• [Extracted entries]
========================

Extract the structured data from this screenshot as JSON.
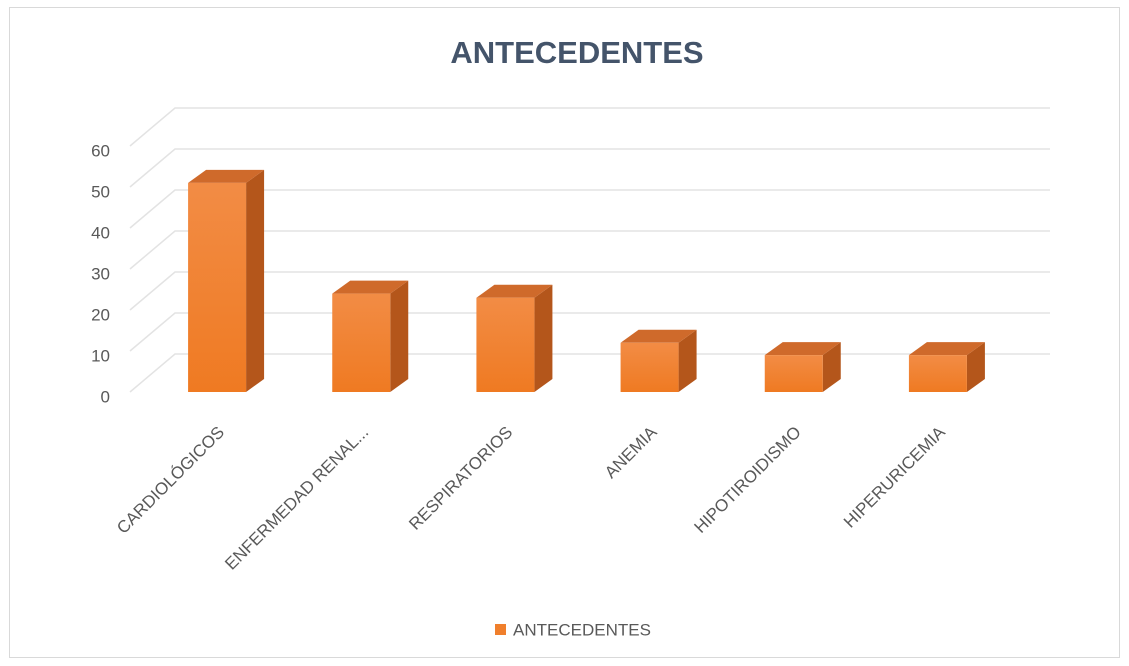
{
  "chart_data": {
    "type": "bar3d",
    "title": "ANTECEDENTES",
    "categories": [
      "CARDIOLÓGICOS",
      "ENFERMEDAD RENAL...",
      "RESPIRATORIOS",
      "ANEMIA",
      "HIPOTIROIDISMO",
      "HIPERURICEMIA"
    ],
    "series": [
      {
        "name": "ANTECEDENTES",
        "color": "#f07f2c",
        "values": [
          51,
          24,
          23,
          12,
          9,
          9
        ]
      }
    ],
    "ylim": [
      0,
      60
    ],
    "yticks": [
      0,
      10,
      20,
      30,
      40,
      50,
      60
    ],
    "grid": true,
    "legend": "bottom"
  }
}
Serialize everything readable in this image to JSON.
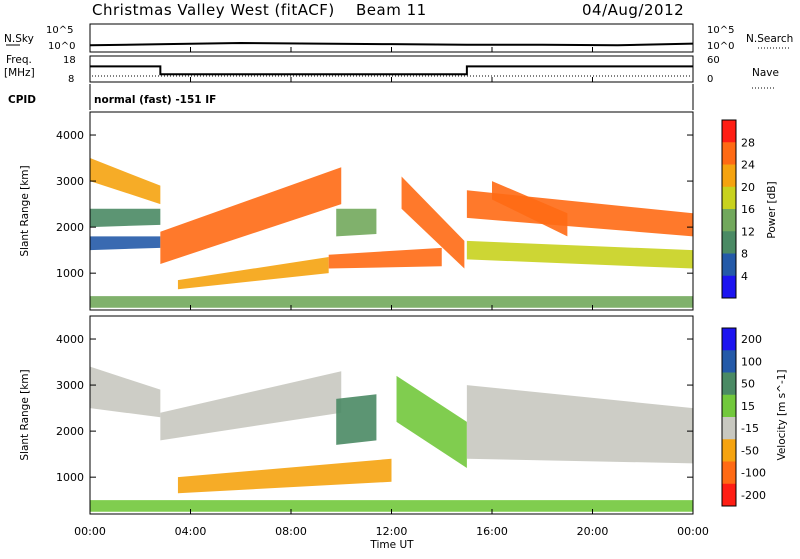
{
  "header": {
    "site": "Christmas Valley West (fitACF)",
    "beam": "Beam 11",
    "date": "04/Aug/2012"
  },
  "status": {
    "nsky_label": "N.Sky",
    "nsky_ticks": [
      "10^5",
      "10^0"
    ],
    "nsearch_label": "N.Search",
    "nsearch_ticks": [
      "10^5",
      "10^0"
    ],
    "freq_label_1": "Freq.",
    "freq_label_2": "[MHz]",
    "freq_ticks": [
      "18",
      "8"
    ],
    "nave_label": "Nave",
    "nave_ticks": [
      "60",
      "0"
    ],
    "cpid_label": "CPID",
    "cpid_text": "normal (fast) -151 IF"
  },
  "x_axis": {
    "label": "Time UT",
    "ticks": [
      "00:00",
      "04:00",
      "08:00",
      "12:00",
      "16:00",
      "20:00",
      "00:00"
    ]
  },
  "colors": {
    "power": [
      "#1c14f0",
      "#245aa8",
      "#4a8a64",
      "#72a85c",
      "#c8d21e",
      "#f5a30f",
      "#ff6a14",
      "#ff1e14"
    ],
    "velocity": [
      "#1c14f0",
      "#245aa8",
      "#4a8a64",
      "#72c83c",
      "#c8c8c0",
      "#f5a30f",
      "#ff6a14",
      "#ff1e14"
    ]
  },
  "chart_data": [
    {
      "type": "line",
      "panel": "sky-noise",
      "ylabel": "N.Sky",
      "ylim": [
        0,
        5
      ],
      "xlim_hours": [
        0,
        24
      ],
      "series": [
        {
          "x": [
            0,
            3,
            6,
            9,
            12,
            15,
            18,
            21,
            24
          ],
          "y": [
            1.2,
            1.4,
            1.6,
            1.5,
            1.4,
            1.3,
            1.3,
            1.2,
            1.5
          ]
        }
      ]
    },
    {
      "type": "line",
      "panel": "frequency",
      "ylabel": "Freq. [MHz]",
      "ylim": [
        8,
        18
      ],
      "xlim_hours": [
        0,
        24
      ],
      "series": [
        {
          "x": [
            0,
            2.8,
            2.8,
            15,
            15,
            24
          ],
          "y": [
            14,
            14,
            11,
            11,
            14,
            14
          ]
        }
      ]
    },
    {
      "type": "heatmap",
      "panel": "power",
      "ylabel": "Slant Range [km]",
      "yticks": [
        1000,
        2000,
        3000,
        4000
      ],
      "ylim": [
        200,
        4500
      ],
      "xlim_hours": [
        0,
        24
      ],
      "colorbar_label": "Power [dB]",
      "colorbar_ticks": [
        "28",
        "24",
        "20",
        "16",
        "12",
        "8",
        "4"
      ],
      "bands": [
        {
          "t": [
            0,
            2.8
          ],
          "r0": [
            3000,
            2500
          ],
          "r1": [
            3500,
            2900
          ],
          "level": 5
        },
        {
          "t": [
            0,
            2.8
          ],
          "r0": [
            2000,
            2050
          ],
          "r1": [
            2400,
            2400
          ],
          "level": 2
        },
        {
          "t": [
            0,
            2.8
          ],
          "r0": [
            1500,
            1550
          ],
          "r1": [
            1800,
            1800
          ],
          "level": 1
        },
        {
          "t": [
            2.8,
            10
          ],
          "r0": [
            1200,
            2500
          ],
          "r1": [
            1900,
            3300
          ],
          "level": 6
        },
        {
          "t": [
            3.5,
            9.5
          ],
          "r0": [
            650,
            1000
          ],
          "r1": [
            850,
            1350
          ],
          "level": 5
        },
        {
          "t": [
            9.5,
            14
          ],
          "r0": [
            1100,
            1150
          ],
          "r1": [
            1400,
            1550
          ],
          "level": 6
        },
        {
          "t": [
            9.8,
            11.4
          ],
          "r0": [
            1800,
            1850
          ],
          "r1": [
            2400,
            2400
          ],
          "level": 3
        },
        {
          "t": [
            12.4,
            14.9
          ],
          "r0": [
            2400,
            1100
          ],
          "r1": [
            3100,
            1700
          ],
          "level": 6
        },
        {
          "t": [
            15,
            24
          ],
          "r0": [
            2200,
            1800
          ],
          "r1": [
            2800,
            2300
          ],
          "level": 6
        },
        {
          "t": [
            15,
            24
          ],
          "r0": [
            1300,
            1100
          ],
          "r1": [
            1700,
            1500
          ],
          "level": 4
        },
        {
          "t": [
            16,
            19
          ],
          "r0": [
            2600,
            1800
          ],
          "r1": [
            3000,
            2300
          ],
          "level": 6
        },
        {
          "t": [
            0,
            24
          ],
          "r0": [
            250,
            250
          ],
          "r1": [
            500,
            500
          ],
          "level": 3
        }
      ]
    },
    {
      "type": "heatmap",
      "panel": "velocity",
      "ylabel": "Slant Range [km]",
      "yticks": [
        1000,
        2000,
        3000,
        4000
      ],
      "ylim": [
        200,
        4500
      ],
      "xlim_hours": [
        0,
        24
      ],
      "colorbar_label": "Velocity [m s^-1]",
      "colorbar_ticks": [
        "200",
        "100",
        "50",
        "15",
        "-15",
        "-50",
        "-100",
        "-200"
      ],
      "bands": [
        {
          "t": [
            0,
            2.8
          ],
          "r0": [
            2500,
            2300
          ],
          "r1": [
            3400,
            2900
          ],
          "level": 4
        },
        {
          "t": [
            2.8,
            10
          ],
          "r0": [
            1800,
            2400
          ],
          "r1": [
            2400,
            3300
          ],
          "level": 4
        },
        {
          "t": [
            3.5,
            12
          ],
          "r0": [
            650,
            900
          ],
          "r1": [
            1000,
            1400
          ],
          "level": 5
        },
        {
          "t": [
            9.8,
            11.4
          ],
          "r0": [
            1700,
            1800
          ],
          "r1": [
            2700,
            2800
          ],
          "level": 2
        },
        {
          "t": [
            12.2,
            15
          ],
          "r0": [
            2200,
            1200
          ],
          "r1": [
            3200,
            2200
          ],
          "level": 3
        },
        {
          "t": [
            15,
            24
          ],
          "r0": [
            1400,
            1300
          ],
          "r1": [
            3000,
            2500
          ],
          "level": 4
        },
        {
          "t": [
            0,
            24
          ],
          "r0": [
            250,
            250
          ],
          "r1": [
            500,
            500
          ],
          "level": 3
        }
      ]
    }
  ]
}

========================

• [Work to complete] Transcribe the records above exactly, leaving out every picture.

• [Solution]
Extract the structured data from this screenshot as JSON.
{
  "chart_data": {
    "type": "bar3d",
    "title": "ANTECEDENTES",
    "categories": [
      "CARDIOLÓGICOS",
      "ENFERMEDAD RENAL...",
      "RESPIRATORIOS",
      "ANEMIA",
      "HIPOTIROIDISMO",
      "HIPERURICEMIA"
    ],
    "series": [
      {
        "name": "ANTECEDENTES",
        "color": "#f07f2c",
        "values": [
          51,
          24,
          23,
          12,
          9,
          9
        ]
      }
    ],
    "ylim": [
      0,
      60
    ],
    "yticks": [
      0,
      10,
      20,
      30,
      40,
      50,
      60
    ],
    "grid": true,
    "legend": "bottom"
  }
}
Serialize everything readable in this image to JSON.
{
  "header": {
    "site": "Christmas Valley West (fitACF)",
    "beam": "Beam 11",
    "date": "04/Aug/2012"
  },
  "status": {
    "nsky_label": "N.Sky",
    "nsky_ticks": [
      "10^5",
      "10^0"
    ],
    "nsearch_label": "N.Search",
    "nsearch_ticks": [
      "10^5",
      "10^0"
    ],
    "freq_label_1": "Freq.",
    "freq_label_2": "[MHz]",
    "freq_ticks": [
      "18",
      "8"
    ],
    "nave_label": "Nave",
    "nave_ticks": [
      "60",
      "0"
    ],
    "cpid_label": "CPID",
    "cpid_text": "normal (fast) -151 IF"
  },
  "x_axis": {
    "label": "Time UT",
    "ticks": [
      "00:00",
      "04:00",
      "08:00",
      "12:00",
      "16:00",
      "20:00",
      "00:00"
    ]
  },
  "colors": {
    "power": [
      "#1c14f0",
      "#245aa8",
      "#4a8a64",
      "#72a85c",
      "#c8d21e",
      "#f5a30f",
      "#ff6a14",
      "#ff1e14"
    ],
    "velocity": [
      "#1c14f0",
      "#245aa8",
      "#4a8a64",
      "#72c83c",
      "#c8c8c0",
      "#f5a30f",
      "#ff6a14",
      "#ff1e14"
    ]
  },
  "chart_data": [
    {
      "type": "line",
      "panel": "sky-noise",
      "ylabel": "N.Sky",
      "ylim": [
        0,
        5
      ],
      "xlim_hours": [
        0,
        24
      ],
      "series": [
        {
          "x": [
            0,
            3,
            6,
            9,
            12,
            15,
            18,
            21,
            24
          ],
          "y": [
            1.2,
            1.4,
            1.6,
            1.5,
            1.4,
            1.3,
            1.3,
            1.2,
            1.5
          ]
        }
      ]
    },
    {
      "type": "line",
      "panel": "frequency",
      "ylabel": "Freq. [MHz]",
      "ylim": [
        8,
        18
      ],
      "xlim_hours": [
        0,
        24
      ],
      "series": [
        {
          "x": [
            0,
            2.8,
            2.8,
            15,
            15,
            24
          ],
          "y": [
            14,
            14,
            11,
            11,
            14,
            14
          ]
        }
      ]
    },
    {
      "type": "heatmap",
      "panel": "power",
      "ylabel": "Slant Range [km]",
      "yticks": [
        1000,
        2000,
        3000,
        4000
      ],
      "ylim": [
        200,
        4500
      ],
      "xlim_hours": [
        0,
        24
      ],
      "colorbar_label": "Power [dB]",
      "colorbar_ticks": [
        "28",
        "24",
        "20",
        "16",
        "12",
        "8",
        "4"
      ],
      "bands": [
        {
          "t": [
            0,
            2.8
          ],
          "r0": [
            3000,
            2500
          ],
          "r1": [
            3500,
            2900
          ],
          "level": 5
        },
        {
          "t": [
            0,
            2.8
          ],
          "r0": [
            2000,
            2050
          ],
          "r1": [
            2400,
            2400
          ],
          "level": 2
        },
        {
          "t": [
            0,
            2.8
          ],
          "r0": [
            1500,
            1550
          ],
          "r1": [
            1800,
            1800
          ],
          "level": 1
        },
        {
          "t": [
            2.8,
            10
          ],
          "r0": [
            1200,
            2500
          ],
          "r1": [
            1900,
            3300
          ],
          "level": 6
        },
        {
          "t": [
            3.5,
            9.5
          ],
          "r0": [
            650,
            1000
          ],
          "r1": [
            850,
            1350
          ],
          "level": 5
        },
        {
          "t": [
            9.5,
            14
          ],
          "r0": [
            1100,
            1150
          ],
          "r1": [
            1400,
            1550
          ],
          "level": 6
        },
        {
          "t": [
            9.8,
            11.4
          ],
          "r0": [
            1800,
            1850
          ],
          "r1": [
            2400,
            2400
          ],
          "level": 3
        },
        {
          "t": [
            12.4,
            14.9
          ],
          "r0": [
            2400,
            1100
          ],
          "r1": [
            3100,
            1700
          ],
          "level": 6
        },
        {
          "t": [
            15,
            24
          ],
          "r0": [
            2200,
            1800
          ],
          "r1": [
            2800,
            2300
          ],
          "level": 6
        },
        {
          "t": [
            15,
            24
          ],
          "r0": [
            1300,
            1100
          ],
          "r1": [
            1700,
            1500
          ],
          "level": 4
        },
        {
          "t": [
            16,
            19
          ],
          "r0": [
            2600,
            1800
          ],
          "r1": [
            3000,
            2300
          ],
          "level": 6
        },
        {
          "t": [
            0,
            24
          ],
          "r0": [
            250,
            250
          ],
          "r1": [
            500,
            500
          ],
          "level": 3
        }
      ]
    },
    {
      "type": "heatmap",
      "panel": "velocity",
      "ylabel": "Slant Range [km]",
      "yticks": [
        1000,
        2000,
        3000,
        4000
      ],
      "ylim": [
        200,
        4500
      ],
      "xlim_hours": [
        0,
        24
      ],
      "colorbar_label": "Velocity [m s^-1]",
      "colorbar_ticks": [
        "200",
        "100",
        "50",
        "15",
        "-15",
        "-50",
        "-100",
        "-200"
      ],
      "bands": [
        {
          "t": [
            0,
            2.8
          ],
          "r0": [
            2500,
            2300
          ],
          "r1": [
            3400,
            2900
          ],
          "level": 4
        },
        {
          "t": [
            2.8,
            10
          ],
          "r0": [
            1800,
            2400
          ],
          "r1": [
            2400,
            3300
          ],
          "level": 4
        },
        {
          "t": [
            3.5,
            12
          ],
          "r0": [
            650,
            900
          ],
          "r1": [
            1000,
            1400
          ],
          "level": 5
        },
        {
          "t": [
            9.8,
            11.4
          ],
          "r0": [
            1700,
            1800
          ],
          "r1": [
            2700,
            2800
          ],
          "level": 2
        },
        {
          "t": [
            12.2,
            15
          ],
          "r0": [
            2200,
            1200
          ],
          "r1": [
            3200,
            2200
          ],
          "level": 3
        },
        {
          "t": [
            15,
            24
          ],
          "r0": [
            1400,
            1300
          ],
          "r1": [
            3000,
            2500
          ],
          "level": 4
        },
        {
          "t": [
            0,
            24
          ],
          "r0": [
            250,
            250
          ],
          "r1": [
            500,
            500
          ],
          "level": 3
        }
      ]
    }
  ]
}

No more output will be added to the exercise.